## Texte proposé
Mais, comme tout ce qui fait notre admiration dans la civilisation chinoise plusieurs fois millénaire, le Kung-Fu ne s’est pas fait en un jour, révélé par un génie, un sage dans le secret des dieux, ou un ermite descendu de sa montagne après avoir eu la révélation de l’art au cours d’un songe providentiel. Ceci, c’est la légende. L’histoire authentique, pour autant qu’il soit possible de procéder par recoupements des archives (rares) ou des traditions orales ayant cours dans les divers styles de Kung-Fu, est autrement plus complexe.

## Lignes de données

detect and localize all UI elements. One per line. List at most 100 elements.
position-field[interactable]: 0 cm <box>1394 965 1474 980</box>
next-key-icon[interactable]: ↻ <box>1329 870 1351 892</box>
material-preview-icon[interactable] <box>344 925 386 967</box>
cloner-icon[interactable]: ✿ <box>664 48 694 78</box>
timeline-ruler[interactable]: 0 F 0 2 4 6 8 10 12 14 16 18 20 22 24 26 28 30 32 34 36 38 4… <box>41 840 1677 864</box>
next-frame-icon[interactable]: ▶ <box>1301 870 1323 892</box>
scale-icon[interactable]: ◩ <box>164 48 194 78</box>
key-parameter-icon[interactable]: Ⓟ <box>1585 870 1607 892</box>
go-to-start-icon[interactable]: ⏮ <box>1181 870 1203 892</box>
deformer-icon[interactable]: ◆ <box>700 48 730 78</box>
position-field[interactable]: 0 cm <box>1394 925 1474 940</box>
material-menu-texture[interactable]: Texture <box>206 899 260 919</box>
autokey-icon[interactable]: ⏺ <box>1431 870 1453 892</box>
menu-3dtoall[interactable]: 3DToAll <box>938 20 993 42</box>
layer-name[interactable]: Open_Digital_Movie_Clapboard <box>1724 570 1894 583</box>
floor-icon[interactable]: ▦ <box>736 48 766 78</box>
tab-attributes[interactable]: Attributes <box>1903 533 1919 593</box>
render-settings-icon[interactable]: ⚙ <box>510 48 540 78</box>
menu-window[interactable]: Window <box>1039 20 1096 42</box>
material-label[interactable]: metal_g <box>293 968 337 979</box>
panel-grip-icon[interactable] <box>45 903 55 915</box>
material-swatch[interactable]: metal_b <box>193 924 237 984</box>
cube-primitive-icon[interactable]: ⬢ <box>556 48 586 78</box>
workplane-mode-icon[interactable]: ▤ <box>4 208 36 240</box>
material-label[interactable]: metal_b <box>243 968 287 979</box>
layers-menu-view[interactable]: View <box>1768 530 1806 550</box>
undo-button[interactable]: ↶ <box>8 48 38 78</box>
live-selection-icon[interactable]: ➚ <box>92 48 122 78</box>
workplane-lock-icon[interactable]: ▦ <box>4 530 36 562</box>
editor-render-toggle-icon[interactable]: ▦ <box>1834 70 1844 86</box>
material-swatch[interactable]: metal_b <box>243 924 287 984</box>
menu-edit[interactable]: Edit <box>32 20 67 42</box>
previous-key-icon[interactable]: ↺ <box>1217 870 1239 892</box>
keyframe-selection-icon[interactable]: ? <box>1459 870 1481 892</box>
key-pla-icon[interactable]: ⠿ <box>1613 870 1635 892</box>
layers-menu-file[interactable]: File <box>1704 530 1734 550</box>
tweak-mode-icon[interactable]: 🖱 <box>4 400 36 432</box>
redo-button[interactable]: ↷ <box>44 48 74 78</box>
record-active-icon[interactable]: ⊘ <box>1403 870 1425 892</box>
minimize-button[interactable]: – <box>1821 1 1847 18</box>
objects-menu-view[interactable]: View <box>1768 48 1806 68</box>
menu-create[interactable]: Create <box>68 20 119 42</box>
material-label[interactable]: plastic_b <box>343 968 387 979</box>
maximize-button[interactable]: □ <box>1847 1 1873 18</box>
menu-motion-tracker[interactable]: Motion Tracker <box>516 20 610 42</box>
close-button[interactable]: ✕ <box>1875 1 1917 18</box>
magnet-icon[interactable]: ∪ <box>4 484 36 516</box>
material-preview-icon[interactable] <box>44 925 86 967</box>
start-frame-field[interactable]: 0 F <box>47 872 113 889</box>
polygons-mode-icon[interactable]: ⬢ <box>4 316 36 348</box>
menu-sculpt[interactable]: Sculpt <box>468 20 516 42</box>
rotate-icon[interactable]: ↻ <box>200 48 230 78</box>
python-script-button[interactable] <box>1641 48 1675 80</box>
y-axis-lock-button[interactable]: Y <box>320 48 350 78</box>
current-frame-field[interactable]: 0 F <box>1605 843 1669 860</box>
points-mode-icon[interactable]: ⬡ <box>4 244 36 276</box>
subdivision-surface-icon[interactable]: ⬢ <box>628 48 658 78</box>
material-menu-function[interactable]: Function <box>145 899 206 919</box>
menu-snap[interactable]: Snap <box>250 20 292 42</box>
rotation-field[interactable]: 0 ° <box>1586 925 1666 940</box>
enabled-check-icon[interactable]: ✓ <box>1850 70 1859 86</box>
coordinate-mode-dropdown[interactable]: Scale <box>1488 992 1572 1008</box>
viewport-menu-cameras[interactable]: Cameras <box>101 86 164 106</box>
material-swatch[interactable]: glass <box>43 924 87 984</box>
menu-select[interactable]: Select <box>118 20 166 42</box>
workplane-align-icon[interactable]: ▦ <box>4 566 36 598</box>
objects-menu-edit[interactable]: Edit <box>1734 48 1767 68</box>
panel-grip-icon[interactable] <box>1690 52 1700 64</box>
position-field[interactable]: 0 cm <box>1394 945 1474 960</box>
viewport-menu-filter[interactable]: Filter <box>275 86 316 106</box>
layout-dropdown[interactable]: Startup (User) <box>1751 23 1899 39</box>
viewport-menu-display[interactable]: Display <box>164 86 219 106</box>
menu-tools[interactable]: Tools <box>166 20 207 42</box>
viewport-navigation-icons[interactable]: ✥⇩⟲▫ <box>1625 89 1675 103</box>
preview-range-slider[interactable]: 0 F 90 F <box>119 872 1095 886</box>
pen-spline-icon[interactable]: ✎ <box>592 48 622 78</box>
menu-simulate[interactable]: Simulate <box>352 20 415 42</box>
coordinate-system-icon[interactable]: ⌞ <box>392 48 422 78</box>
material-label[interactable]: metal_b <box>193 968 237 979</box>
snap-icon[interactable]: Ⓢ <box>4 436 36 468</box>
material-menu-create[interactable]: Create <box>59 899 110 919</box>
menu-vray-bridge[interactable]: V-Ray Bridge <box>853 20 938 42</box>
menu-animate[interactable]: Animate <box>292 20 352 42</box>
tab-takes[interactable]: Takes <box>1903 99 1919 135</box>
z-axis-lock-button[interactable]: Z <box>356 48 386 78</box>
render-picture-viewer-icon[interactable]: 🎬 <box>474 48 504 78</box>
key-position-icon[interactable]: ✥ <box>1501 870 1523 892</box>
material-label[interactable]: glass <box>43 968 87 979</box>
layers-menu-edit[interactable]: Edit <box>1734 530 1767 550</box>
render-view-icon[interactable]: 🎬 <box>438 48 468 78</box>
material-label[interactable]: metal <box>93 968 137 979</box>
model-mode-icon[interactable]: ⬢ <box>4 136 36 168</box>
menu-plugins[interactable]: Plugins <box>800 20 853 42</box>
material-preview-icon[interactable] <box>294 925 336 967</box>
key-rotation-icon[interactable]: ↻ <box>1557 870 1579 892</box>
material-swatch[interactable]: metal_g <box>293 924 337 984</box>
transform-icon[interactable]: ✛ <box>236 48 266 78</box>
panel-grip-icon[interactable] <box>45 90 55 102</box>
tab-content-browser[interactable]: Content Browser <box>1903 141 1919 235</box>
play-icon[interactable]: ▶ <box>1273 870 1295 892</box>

## À compléter
A. Dans le texte sur le Kung-Fu, relevez toutes les figures que la légende présente comme ayant révélé cet art.
B. Reproduisez à l'identique la portion de la liste qui va de son début jusqu'à la ligne contenant « layer-name[interactable]: Open_Digital_Movie_Clapboard <box>1724 », les deux extrémités comprises.

## Corrigé
A.
- un génie
- un sage dans le secret des dieux
- un ermite descendu de sa montagne

B.
detect and localize all UI elements. One per line. List at most 100 elements.
position-field[interactable]: 0 cm <box>1394 965 1474 980</box>
next-key-icon[interactable]: ↻ <box>1329 870 1351 892</box>
material-preview-icon[interactable] <box>344 925 386 967</box>
cloner-icon[interactable]: ✿ <box>664 48 694 78</box>
timeline-ruler[interactable]: 0 F 0 2 4 6 8 10 12 14 16 18 20 22 24 26 28 30 32 34 36 38 4… <box>41 840 1677 864</box>
next-frame-icon[interactable]: ▶ <box>1301 870 1323 892</box>
scale-icon[interactable]: ◩ <box>164 48 194 78</box>
key-parameter-icon[interactable]: Ⓟ <box>1585 870 1607 892</box>
go-to-start-icon[interactable]: ⏮ <box>1181 870 1203 892</box>
deformer-icon[interactable]: ◆ <box>700 48 730 78</box>
position-field[interactable]: 0 cm <box>1394 925 1474 940</box>
material-menu-texture[interactable]: Texture <box>206 899 260 919</box>
autokey-icon[interactable]: ⏺ <box>1431 870 1453 892</box>
menu-3dtoall[interactable]: 3DToAll <box>938 20 993 42</box>
layer-name[interactable]: Open_Digital_Movie_Clapboard <box>1724 570 1894 583</box>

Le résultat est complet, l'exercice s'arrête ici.